Exercise goal:
Give the entries again, word for word.

Collected data
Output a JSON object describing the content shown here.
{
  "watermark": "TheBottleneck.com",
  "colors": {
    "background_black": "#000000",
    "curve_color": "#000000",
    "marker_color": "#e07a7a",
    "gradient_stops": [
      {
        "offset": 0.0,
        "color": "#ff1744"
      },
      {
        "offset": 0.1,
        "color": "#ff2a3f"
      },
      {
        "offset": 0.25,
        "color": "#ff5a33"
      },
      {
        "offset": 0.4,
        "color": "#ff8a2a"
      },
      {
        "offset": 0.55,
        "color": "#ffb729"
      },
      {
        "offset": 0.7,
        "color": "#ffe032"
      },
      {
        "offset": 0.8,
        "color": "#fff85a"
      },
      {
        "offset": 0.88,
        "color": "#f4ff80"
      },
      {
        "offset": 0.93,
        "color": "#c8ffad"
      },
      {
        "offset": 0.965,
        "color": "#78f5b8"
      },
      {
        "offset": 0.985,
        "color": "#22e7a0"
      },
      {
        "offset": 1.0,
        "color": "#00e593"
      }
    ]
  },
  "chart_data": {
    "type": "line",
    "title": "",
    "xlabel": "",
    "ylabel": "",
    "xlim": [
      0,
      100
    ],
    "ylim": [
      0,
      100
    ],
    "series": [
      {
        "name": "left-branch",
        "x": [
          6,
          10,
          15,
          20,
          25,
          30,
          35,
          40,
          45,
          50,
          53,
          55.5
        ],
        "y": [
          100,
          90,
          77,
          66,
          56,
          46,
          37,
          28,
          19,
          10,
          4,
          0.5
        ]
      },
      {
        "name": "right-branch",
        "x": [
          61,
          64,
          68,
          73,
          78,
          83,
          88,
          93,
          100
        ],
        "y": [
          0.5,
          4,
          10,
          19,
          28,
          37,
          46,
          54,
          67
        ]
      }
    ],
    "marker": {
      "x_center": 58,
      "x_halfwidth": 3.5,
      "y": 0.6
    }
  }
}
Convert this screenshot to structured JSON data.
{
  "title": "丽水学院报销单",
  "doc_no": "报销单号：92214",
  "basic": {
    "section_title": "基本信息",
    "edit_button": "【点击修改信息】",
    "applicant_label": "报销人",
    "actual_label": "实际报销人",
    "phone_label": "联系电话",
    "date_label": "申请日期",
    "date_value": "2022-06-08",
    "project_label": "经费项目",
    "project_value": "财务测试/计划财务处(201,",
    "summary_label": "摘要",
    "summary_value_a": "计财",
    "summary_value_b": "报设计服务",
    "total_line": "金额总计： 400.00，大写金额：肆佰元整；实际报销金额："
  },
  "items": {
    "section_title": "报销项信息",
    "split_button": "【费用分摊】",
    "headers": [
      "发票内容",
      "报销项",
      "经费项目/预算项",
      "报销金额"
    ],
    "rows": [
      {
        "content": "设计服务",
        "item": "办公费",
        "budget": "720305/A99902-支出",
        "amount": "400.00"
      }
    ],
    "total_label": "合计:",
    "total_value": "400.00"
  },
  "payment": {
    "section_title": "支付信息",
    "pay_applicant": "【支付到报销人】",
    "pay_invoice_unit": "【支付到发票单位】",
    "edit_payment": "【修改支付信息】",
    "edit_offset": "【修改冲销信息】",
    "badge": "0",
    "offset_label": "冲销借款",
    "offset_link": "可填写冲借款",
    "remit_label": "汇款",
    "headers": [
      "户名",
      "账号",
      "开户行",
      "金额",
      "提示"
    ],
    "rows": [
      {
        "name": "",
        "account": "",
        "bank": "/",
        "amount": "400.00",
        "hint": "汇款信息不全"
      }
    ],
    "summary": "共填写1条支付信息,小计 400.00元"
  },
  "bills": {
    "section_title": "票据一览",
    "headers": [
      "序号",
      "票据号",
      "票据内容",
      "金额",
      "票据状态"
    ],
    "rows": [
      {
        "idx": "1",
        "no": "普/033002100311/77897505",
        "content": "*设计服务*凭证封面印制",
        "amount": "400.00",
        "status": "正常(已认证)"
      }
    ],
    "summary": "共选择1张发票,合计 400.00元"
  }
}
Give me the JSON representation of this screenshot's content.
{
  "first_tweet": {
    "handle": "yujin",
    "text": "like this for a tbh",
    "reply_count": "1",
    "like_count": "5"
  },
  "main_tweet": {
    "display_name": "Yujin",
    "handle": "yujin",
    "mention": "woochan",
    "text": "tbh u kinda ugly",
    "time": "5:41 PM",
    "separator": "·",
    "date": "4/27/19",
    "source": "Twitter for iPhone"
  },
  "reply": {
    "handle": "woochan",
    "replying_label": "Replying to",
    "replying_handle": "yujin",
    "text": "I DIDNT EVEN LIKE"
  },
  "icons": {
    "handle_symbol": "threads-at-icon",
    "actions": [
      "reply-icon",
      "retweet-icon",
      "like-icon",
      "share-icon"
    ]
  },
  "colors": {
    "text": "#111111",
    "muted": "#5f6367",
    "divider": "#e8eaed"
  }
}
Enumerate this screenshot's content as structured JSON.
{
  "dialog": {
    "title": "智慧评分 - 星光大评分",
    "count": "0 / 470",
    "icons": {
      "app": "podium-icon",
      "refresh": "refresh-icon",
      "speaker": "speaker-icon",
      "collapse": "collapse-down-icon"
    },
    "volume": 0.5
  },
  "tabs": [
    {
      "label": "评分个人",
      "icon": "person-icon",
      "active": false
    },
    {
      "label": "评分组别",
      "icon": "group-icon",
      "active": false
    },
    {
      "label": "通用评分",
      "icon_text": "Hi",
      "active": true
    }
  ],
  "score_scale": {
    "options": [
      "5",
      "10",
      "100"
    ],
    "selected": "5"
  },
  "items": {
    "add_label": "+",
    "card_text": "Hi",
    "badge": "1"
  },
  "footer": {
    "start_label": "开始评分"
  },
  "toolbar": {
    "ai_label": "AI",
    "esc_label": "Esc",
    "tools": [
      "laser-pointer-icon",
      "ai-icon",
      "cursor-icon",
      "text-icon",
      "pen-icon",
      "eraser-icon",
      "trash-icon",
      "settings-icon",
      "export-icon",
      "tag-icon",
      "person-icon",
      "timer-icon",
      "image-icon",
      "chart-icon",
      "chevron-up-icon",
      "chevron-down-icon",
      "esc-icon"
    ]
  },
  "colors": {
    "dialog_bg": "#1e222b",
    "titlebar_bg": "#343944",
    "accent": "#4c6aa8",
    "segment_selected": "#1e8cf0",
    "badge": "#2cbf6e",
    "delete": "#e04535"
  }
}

Correct response:
Output a JSON object describing the content shown here.
{
  "watermark": "TheBottleneck.com",
  "colors": {
    "background_black": "#000000",
    "curve_color": "#000000",
    "marker_color": "#e07a7a",
    "gradient_stops": [
      {
        "offset": 0.0,
        "color": "#ff1744"
      },
      {
        "offset": 0.1,
        "color": "#ff2a3f"
      },
      {
        "offset": 0.25,
        "color": "#ff5a33"
      },
      {
        "offset": 0.4,
        "color": "#ff8a2a"
      },
      {
        "offset": 0.55,
        "color": "#ffb729"
      },
      {
        "offset": 0.7,
        "color": "#ffe032"
      },
      {
        "offset": 0.8,
        "color": "#fff85a"
      },
      {
        "offset": 0.88,
        "color": "#f4ff80"
      },
      {
        "offset": 0.93,
        "color": "#c8ffad"
      },
      {
        "offset": 0.965,
        "color": "#78f5b8"
      },
      {
        "offset": 0.985,
        "color": "#22e7a0"
      },
      {
        "offset": 1.0,
        "color": "#00e593"
      }
    ]
  },
  "chart_data": {
    "type": "line",
    "title": "",
    "xlabel": "",
    "ylabel": "",
    "xlim": [
      0,
      100
    ],
    "ylim": [
      0,
      100
    ],
    "series": [
      {
        "name": "left-branch",
        "x": [
          6,
          10,
          15,
          20,
          25,
          30,
          35,
          40,
          45,
          50,
          53,
          55.5
        ],
        "y": [
          100,
          90,
          77,
          66,
          56,
          46,
          37,
          28,
          19,
          10,
          4,
          0.5
        ]
      },
      {
        "name": "right-branch",
        "x": [
          61,
          64,
          68,
          73,
          78,
          83,
          88,
          93,
          100
        ],
        "y": [
          0.5,
          4,
          10,
          19,
          28,
          37,
          46,
          54,
          67
        ]
      }
    ],
    "marker": {
      "x_center": 58,
      "x_halfwidth": 3.5,
      "y": 0.6
    }
  }
}
Convert this screenshot to structured JSON data.
{
  "title": "丽水学院报销单",
  "doc_no": "报销单号：92214",
  "basic": {
    "section_title": "基本信息",
    "edit_button": "【点击修改信息】",
    "applicant_label": "报销人",
    "actual_label": "实际报销人",
    "phone_label": "联系电话",
    "date_label": "申请日期",
    "date_value": "2022-06-08",
    "project_label": "经费项目",
    "project_value": "财务测试/计划财务处(201,",
    "summary_label": "摘要",
    "summary_value_a": "计财",
    "summary_value_b": "报设计服务",
    "total_line": "金额总计： 400.00，大写金额：肆佰元整；实际报销金额："
  },
  "items": {
    "section_title": "报销项信息",
    "split_button": "【费用分摊】",
    "headers": [
      "发票内容",
      "报销项",
      "经费项目/预算项",
      "报销金额"
    ],
    "rows": [
      {
        "content": "设计服务",
        "item": "办公费",
        "budget": "720305/A99902-支出",
        "amount": "400.00"
      }
    ],
    "total_label": "合计:",
    "total_value": "400.00"
  },
  "payment": {
    "section_title": "支付信息",
    "pay_applicant": "【支付到报销人】",
    "pay_invoice_unit": "【支付到发票单位】",
    "edit_payment": "【修改支付信息】",
    "edit_offset": "【修改冲销信息】",
    "badge": "0",
    "offset_label": "冲销借款",
    "offset_link": "可填写冲借款",
    "remit_label": "汇款",
    "headers": [
      "户名",
      "账号",
      "开户行",
      "金额",
      "提示"
    ],
    "rows": [
      {
        "name": "",
        "account": "",
        "bank": "/",
        "amount": "400.00",
        "hint": "汇款信息不全"
      }
    ],
    "summary": "共填写1条支付信息,小计 400.00元"
  },
  "bills": {
    "section_title": "票据一览",
    "headers": [
      "序号",
      "票据号",
      "票据内容",
      "金额",
      "票据状态"
    ],
    "rows": [
      {
        "idx": "1",
        "no": "普/033002100311/77897505",
        "content": "*设计服务*凭证封面印制",
        "amount": "400.00",
        "status": "正常(已认证)"
      }
    ],
    "summary": "共选择1张发票,合计 400.00元"
  }
}
Give me the JSON representation of this screenshot's content.
{
  "first_tweet": {
    "handle": "yujin",
    "text": "like this for a tbh",
    "reply_count": "1",
    "like_count": "5"
  },
  "main_tweet": {
    "display_name": "Yujin",
    "handle": "yujin",
    "mention": "woochan",
    "text": "tbh u kinda ugly",
    "time": "5:41 PM",
    "separator": "·",
    "date": "4/27/19",
    "source": "Twitter for iPhone"
  },
  "reply": {
    "handle": "woochan",
    "replying_label": "Replying to",
    "replying_handle": "yujin",
    "text": "I DIDNT EVEN LIKE"
  },
  "icons": {
    "handle_symbol": "threads-at-icon",
    "actions": [
      "reply-icon",
      "retweet-icon",
      "like-icon",
      "share-icon"
    ]
  },
  "colors": {
    "text": "#111111",
    "muted": "#5f6367",
    "divider": "#e8eaed"
  }
}
Enumerate this screenshot's content as structured JSON.
{
  "dialog": {
    "title": "智慧评分 - 星光大评分",
    "count": "0 / 470",
    "icons": {
      "app": "podium-icon",
      "refresh": "refresh-icon",
      "speaker": "speaker-icon",
      "collapse": "collapse-down-icon"
    },
    "volume": 0.5
  },
  "tabs": [
    {
      "label": "评分个人",
      "icon": "person-icon",
      "active": false
    },
    {
      "label": "评分组别",
      "icon": "group-icon",
      "active": false
    },
    {
      "label": "通用评分",
      "icon_text": "Hi",
      "active": true
    }
  ],
  "score_scale": {
    "options": [
      "5",
      "10",
      "100"
    ],
    "selected": "5"
  },
  "items": {
    "add_label": "+",
    "card_text": "Hi",
    "badge": "1"
  },
  "footer": {
    "start_label": "开始评分"
  },
  "toolbar": {
    "ai_label": "AI",
    "esc_label": "Esc",
    "tools": [
      "laser-pointer-icon",
      "ai-icon",
      "cursor-icon",
      "text-icon",
      "pen-icon",
      "eraser-icon",
      "trash-icon",
      "settings-icon",
      "export-icon",
      "tag-icon",
      "person-icon",
      "timer-icon",
      "image-icon",
      "chart-icon",
      "chevron-up-icon",
      "chevron-down-icon",
      "esc-icon"
    ]
  },
  "colors": {
    "dialog_bg": "#1e222b",
    "titlebar_bg": "#343944",
    "accent": "#4c6aa8",
    "segment_selected": "#1e8cf0",
    "badge": "#2cbf6e",
    "delete": "#e04535"
  }
}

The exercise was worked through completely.